CHALLENGE -> Scan the listing that follows and report how many lines contain "bottom". Write the number alone.

SUPPLIED RECORDS ->
--- START ---

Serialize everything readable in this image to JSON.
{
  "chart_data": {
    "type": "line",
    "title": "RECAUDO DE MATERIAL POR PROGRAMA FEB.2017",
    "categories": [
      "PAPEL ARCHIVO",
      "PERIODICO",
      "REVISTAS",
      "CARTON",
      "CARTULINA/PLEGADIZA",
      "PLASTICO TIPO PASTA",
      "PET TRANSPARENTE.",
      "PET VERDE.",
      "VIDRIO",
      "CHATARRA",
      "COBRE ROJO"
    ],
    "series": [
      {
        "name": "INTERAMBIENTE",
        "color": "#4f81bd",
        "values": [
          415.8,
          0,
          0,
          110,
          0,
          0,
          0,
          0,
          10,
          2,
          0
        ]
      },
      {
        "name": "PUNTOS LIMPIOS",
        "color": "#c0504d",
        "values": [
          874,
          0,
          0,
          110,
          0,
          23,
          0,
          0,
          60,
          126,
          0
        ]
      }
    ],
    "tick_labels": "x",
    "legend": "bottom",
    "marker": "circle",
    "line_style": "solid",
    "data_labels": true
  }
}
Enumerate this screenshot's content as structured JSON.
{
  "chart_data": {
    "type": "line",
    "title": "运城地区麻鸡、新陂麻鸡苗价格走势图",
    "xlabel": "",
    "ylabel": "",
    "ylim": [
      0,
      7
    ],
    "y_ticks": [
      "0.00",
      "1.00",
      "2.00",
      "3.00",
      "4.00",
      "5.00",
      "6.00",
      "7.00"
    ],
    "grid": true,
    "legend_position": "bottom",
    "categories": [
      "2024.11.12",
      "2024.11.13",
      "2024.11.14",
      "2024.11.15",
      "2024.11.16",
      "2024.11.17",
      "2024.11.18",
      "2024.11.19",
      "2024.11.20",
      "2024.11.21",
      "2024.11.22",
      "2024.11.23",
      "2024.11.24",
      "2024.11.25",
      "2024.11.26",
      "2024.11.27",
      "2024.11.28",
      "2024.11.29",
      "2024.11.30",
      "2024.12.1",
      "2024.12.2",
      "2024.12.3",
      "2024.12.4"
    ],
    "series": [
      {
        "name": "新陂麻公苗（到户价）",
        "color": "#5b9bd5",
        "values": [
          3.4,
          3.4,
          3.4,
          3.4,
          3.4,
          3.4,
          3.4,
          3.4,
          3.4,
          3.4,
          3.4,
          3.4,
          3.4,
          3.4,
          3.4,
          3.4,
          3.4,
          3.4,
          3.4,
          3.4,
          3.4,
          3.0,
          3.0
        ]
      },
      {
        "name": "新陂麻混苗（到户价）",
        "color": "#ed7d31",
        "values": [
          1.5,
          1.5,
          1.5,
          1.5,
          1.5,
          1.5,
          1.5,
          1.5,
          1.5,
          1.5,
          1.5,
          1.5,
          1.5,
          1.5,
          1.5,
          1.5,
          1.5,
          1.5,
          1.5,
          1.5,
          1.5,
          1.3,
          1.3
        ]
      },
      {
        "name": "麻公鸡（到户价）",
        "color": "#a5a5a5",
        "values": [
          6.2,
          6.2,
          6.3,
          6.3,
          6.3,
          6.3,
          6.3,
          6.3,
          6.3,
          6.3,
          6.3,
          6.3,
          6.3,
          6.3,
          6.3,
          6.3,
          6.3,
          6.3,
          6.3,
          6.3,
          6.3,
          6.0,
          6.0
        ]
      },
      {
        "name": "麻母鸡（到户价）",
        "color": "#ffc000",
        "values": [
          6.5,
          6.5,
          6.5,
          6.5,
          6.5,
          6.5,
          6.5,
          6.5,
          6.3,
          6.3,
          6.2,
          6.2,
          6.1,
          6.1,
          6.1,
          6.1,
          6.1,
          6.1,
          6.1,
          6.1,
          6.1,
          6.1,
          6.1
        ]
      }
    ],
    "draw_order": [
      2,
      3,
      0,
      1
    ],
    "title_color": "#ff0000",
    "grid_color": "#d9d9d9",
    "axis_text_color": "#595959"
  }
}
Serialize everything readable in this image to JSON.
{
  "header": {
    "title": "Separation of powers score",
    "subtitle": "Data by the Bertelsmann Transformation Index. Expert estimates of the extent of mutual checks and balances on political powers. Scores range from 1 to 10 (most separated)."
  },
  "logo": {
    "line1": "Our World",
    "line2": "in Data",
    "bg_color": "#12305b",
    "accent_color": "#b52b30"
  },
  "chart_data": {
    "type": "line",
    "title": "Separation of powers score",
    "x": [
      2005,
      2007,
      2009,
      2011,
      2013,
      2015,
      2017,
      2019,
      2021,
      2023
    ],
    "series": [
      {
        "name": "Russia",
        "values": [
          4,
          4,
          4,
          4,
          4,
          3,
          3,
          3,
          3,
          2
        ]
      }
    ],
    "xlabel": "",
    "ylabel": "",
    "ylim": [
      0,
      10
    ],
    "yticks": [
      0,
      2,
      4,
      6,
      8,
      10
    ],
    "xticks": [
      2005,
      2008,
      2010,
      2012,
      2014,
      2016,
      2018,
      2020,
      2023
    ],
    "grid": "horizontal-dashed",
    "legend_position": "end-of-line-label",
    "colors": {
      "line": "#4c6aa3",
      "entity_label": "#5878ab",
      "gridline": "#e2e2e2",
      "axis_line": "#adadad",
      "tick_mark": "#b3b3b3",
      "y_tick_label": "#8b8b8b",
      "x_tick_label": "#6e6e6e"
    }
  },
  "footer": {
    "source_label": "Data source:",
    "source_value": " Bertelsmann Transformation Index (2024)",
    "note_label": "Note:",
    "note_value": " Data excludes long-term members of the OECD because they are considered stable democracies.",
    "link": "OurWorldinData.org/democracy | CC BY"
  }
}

--- END ---

ANSWER IN FULL -> 2